* _Stored data entries_:
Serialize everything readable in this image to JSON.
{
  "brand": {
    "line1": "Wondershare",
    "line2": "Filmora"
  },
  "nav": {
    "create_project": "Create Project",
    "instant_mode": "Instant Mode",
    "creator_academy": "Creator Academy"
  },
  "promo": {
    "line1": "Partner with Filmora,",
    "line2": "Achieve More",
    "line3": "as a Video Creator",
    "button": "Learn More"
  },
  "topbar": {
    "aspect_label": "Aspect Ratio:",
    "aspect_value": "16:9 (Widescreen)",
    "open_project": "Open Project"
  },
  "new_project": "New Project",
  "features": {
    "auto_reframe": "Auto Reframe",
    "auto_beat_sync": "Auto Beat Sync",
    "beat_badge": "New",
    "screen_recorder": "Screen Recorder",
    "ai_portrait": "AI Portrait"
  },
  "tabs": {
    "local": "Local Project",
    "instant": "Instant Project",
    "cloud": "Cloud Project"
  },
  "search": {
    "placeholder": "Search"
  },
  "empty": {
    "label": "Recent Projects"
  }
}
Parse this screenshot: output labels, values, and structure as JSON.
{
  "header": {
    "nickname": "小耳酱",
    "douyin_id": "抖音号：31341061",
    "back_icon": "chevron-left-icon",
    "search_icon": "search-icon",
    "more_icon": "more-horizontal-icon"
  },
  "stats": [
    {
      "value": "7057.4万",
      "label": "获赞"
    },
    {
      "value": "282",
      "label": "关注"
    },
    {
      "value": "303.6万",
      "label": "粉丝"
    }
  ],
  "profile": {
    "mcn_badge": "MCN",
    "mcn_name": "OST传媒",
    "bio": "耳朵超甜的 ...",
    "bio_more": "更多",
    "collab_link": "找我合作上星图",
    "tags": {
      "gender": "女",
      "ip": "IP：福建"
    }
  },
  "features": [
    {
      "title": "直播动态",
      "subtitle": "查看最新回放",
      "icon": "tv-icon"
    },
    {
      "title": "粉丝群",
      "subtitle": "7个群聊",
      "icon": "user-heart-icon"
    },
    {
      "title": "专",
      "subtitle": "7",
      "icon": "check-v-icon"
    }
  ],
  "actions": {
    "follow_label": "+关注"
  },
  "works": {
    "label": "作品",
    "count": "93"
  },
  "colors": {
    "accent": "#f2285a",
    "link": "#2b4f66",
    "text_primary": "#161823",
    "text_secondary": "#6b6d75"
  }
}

* _Request_:
Quote exactly and only the lines from the one holding "Parse this screenshot: output" through the end of the data.

* _Response_:
Parse this screenshot: output labels, values, and structure as JSON.
{
  "header": {
    "nickname": "小耳酱",
    "douyin_id": "抖音号：31341061",
    "back_icon": "chevron-left-icon",
    "search_icon": "search-icon",
    "more_icon": "more-horizontal-icon"
  },
  "stats": [
    {
      "value": "7057.4万",
      "label": "获赞"
    },
    {
      "value": "282",
      "label": "关注"
    },
    {
      "value": "303.6万",
      "label": "粉丝"
    }
  ],
  "profile": {
    "mcn_badge": "MCN",
    "mcn_name": "OST传媒",
    "bio": "耳朵超甜的 ...",
    "bio_more": "更多",
    "collab_link": "找我合作上星图",
    "tags": {
      "gender": "女",
      "ip": "IP：福建"
    }
  },
  "features": [
    {
      "title": "直播动态",
      "subtitle": "查看最新回放",
      "icon": "tv-icon"
    },
    {
      "title": "粉丝群",
      "subtitle": "7个群聊",
      "icon": "user-heart-icon"
    },
    {
      "title": "专",
      "subtitle": "7",
      "icon": "check-v-icon"
    }
  ],
  "actions": {
    "follow_label": "+关注"
  },
  "works": {
    "label": "作品",
    "count": "93"
  },
  "colors": {
    "accent": "#f2285a",
    "link": "#2b4f66",
    "text_primary": "#161823",
    "text_secondary": "#6b6d75"
  }
}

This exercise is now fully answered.